Work required »
Reproduce every line of the entries below without changing a single character.

** START OF Data provided **

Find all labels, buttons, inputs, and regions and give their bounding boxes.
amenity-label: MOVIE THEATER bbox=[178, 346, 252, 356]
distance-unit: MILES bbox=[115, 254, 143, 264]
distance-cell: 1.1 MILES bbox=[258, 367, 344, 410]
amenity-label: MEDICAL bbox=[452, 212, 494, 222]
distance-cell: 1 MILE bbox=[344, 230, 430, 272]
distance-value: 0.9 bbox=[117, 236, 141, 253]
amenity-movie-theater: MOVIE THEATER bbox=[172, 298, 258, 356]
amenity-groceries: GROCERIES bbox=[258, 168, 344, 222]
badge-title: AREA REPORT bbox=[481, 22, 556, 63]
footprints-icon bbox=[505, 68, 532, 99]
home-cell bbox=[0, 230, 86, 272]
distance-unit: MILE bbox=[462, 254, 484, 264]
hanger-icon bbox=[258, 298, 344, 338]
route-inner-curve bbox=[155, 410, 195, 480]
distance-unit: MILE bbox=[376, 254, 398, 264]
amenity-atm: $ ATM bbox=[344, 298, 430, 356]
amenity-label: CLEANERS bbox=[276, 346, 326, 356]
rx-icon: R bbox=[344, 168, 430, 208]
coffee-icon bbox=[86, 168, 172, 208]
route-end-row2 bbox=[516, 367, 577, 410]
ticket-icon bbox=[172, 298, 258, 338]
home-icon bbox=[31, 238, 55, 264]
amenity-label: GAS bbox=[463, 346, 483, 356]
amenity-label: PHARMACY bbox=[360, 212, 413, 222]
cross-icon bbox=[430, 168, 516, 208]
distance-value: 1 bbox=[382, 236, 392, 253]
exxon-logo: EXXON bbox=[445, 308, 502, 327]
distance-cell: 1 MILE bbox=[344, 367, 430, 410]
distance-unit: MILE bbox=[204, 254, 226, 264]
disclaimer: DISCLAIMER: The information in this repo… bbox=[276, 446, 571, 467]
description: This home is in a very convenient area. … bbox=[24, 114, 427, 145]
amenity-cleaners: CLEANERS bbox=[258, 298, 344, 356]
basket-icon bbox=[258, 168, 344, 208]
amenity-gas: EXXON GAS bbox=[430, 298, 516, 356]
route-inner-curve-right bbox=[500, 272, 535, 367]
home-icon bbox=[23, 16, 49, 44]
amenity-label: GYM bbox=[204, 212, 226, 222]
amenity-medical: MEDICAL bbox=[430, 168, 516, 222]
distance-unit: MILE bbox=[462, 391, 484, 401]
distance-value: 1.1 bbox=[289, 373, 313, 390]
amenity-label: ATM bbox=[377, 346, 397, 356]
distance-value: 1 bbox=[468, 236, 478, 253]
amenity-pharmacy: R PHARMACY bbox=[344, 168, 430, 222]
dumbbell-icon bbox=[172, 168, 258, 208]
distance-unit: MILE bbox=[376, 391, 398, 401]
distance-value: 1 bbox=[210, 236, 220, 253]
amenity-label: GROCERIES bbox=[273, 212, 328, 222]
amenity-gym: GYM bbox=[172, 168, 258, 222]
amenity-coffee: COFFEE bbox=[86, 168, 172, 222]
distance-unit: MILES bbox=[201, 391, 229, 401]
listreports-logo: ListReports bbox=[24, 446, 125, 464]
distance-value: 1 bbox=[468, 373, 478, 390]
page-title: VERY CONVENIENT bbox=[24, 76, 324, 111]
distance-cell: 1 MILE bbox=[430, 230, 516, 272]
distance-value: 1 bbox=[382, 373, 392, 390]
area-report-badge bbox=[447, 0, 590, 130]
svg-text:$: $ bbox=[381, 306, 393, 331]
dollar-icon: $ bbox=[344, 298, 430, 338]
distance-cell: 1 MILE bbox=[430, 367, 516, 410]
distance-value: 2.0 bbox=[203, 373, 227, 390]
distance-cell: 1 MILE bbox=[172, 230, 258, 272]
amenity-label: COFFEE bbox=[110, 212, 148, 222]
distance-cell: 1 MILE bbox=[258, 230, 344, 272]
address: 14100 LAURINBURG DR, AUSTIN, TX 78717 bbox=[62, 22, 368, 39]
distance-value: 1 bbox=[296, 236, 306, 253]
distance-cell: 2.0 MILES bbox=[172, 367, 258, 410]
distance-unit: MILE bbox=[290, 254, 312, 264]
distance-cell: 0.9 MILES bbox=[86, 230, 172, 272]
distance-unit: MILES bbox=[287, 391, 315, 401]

** END OF Data provided **

Output for this exercise »
Find all labels, buttons, inputs, and regions and give their bounding boxes.
amenity-label: MOVIE THEATER bbox=[178, 346, 252, 356]
distance-unit: MILES bbox=[115, 254, 143, 264]
distance-cell: 1.1 MILES bbox=[258, 367, 344, 410]
amenity-label: MEDICAL bbox=[452, 212, 494, 222]
distance-cell: 1 MILE bbox=[344, 230, 430, 272]
distance-value: 0.9 bbox=[117, 236, 141, 253]
amenity-movie-theater: MOVIE THEATER bbox=[172, 298, 258, 356]
amenity-groceries: GROCERIES bbox=[258, 168, 344, 222]
badge-title: AREA REPORT bbox=[481, 22, 556, 63]
footprints-icon bbox=[505, 68, 532, 99]
home-cell bbox=[0, 230, 86, 272]
distance-unit: MILE bbox=[462, 254, 484, 264]
hanger-icon bbox=[258, 298, 344, 338]
route-inner-curve bbox=[155, 410, 195, 480]
distance-unit: MILE bbox=[376, 254, 398, 264]
amenity-atm: $ ATM bbox=[344, 298, 430, 356]
amenity-label: CLEANERS bbox=[276, 346, 326, 356]
rx-icon: R bbox=[344, 168, 430, 208]
coffee-icon bbox=[86, 168, 172, 208]
route-end-row2 bbox=[516, 367, 577, 410]
ticket-icon bbox=[172, 298, 258, 338]
home-icon bbox=[31, 238, 55, 264]
amenity-label: GAS bbox=[463, 346, 483, 356]
amenity-label: PHARMACY bbox=[360, 212, 413, 222]
cross-icon bbox=[430, 168, 516, 208]
distance-value: 1 bbox=[382, 236, 392, 253]
exxon-logo: EXXON bbox=[445, 308, 502, 327]
distance-cell: 1 MILE bbox=[344, 367, 430, 410]
distance-unit: MILE bbox=[204, 254, 226, 264]
disclaimer: DISCLAIMER: The information in this repo… bbox=[276, 446, 571, 467]
description: This home is in a very convenient area. … bbox=[24, 114, 427, 145]
amenity-cleaners: CLEANERS bbox=[258, 298, 344, 356]
basket-icon bbox=[258, 168, 344, 208]
amenity-gas: EXXON GAS bbox=[430, 298, 516, 356]
route-inner-curve-right bbox=[500, 272, 535, 367]
home-icon bbox=[23, 16, 49, 44]
amenity-label: GYM bbox=[204, 212, 226, 222]
amenity-medical: MEDICAL bbox=[430, 168, 516, 222]
distance-unit: MILE bbox=[462, 391, 484, 401]
distance-value: 1.1 bbox=[289, 373, 313, 390]
amenity-label: ATM bbox=[377, 346, 397, 356]
distance-value: 1 bbox=[468, 236, 478, 253]
amenity-pharmacy: R PHARMACY bbox=[344, 168, 430, 222]
dumbbell-icon bbox=[172, 168, 258, 208]
distance-unit: MILE bbox=[376, 391, 398, 401]
distance-value: 1 bbox=[210, 236, 220, 253]
amenity-label: GROCERIES bbox=[273, 212, 328, 222]
amenity-gym: GYM bbox=[172, 168, 258, 222]
amenity-coffee: COFFEE bbox=[86, 168, 172, 222]
distance-unit: MILES bbox=[201, 391, 229, 401]
listreports-logo: ListReports bbox=[24, 446, 125, 464]
distance-value: 1 bbox=[468, 373, 478, 390]
page-title: VERY CONVENIENT bbox=[24, 76, 324, 111]
distance-cell: 1 MILE bbox=[430, 230, 516, 272]
distance-value: 1 bbox=[382, 373, 392, 390]
area-report-badge bbox=[447, 0, 590, 130]
svg-text:$: $ bbox=[381, 306, 393, 331]
dollar-icon: $ bbox=[344, 298, 430, 338]
distance-cell: 1 MILE bbox=[430, 367, 516, 410]
distance-value: 2.0 bbox=[203, 373, 227, 390]
distance-cell: 1 MILE bbox=[172, 230, 258, 272]
amenity-label: COFFEE bbox=[110, 212, 148, 222]
distance-cell: 1 MILE bbox=[258, 230, 344, 272]
address: 14100 LAURINBURG DR, AUSTIN, TX 78717 bbox=[62, 22, 368, 39]
distance-value: 1 bbox=[296, 236, 306, 253]
distance-cell: 2.0 MILES bbox=[172, 367, 258, 410]
distance-unit: MILE bbox=[290, 254, 312, 264]
distance-cell: 0.9 MILES bbox=[86, 230, 172, 272]
distance-unit: MILES bbox=[287, 391, 315, 401]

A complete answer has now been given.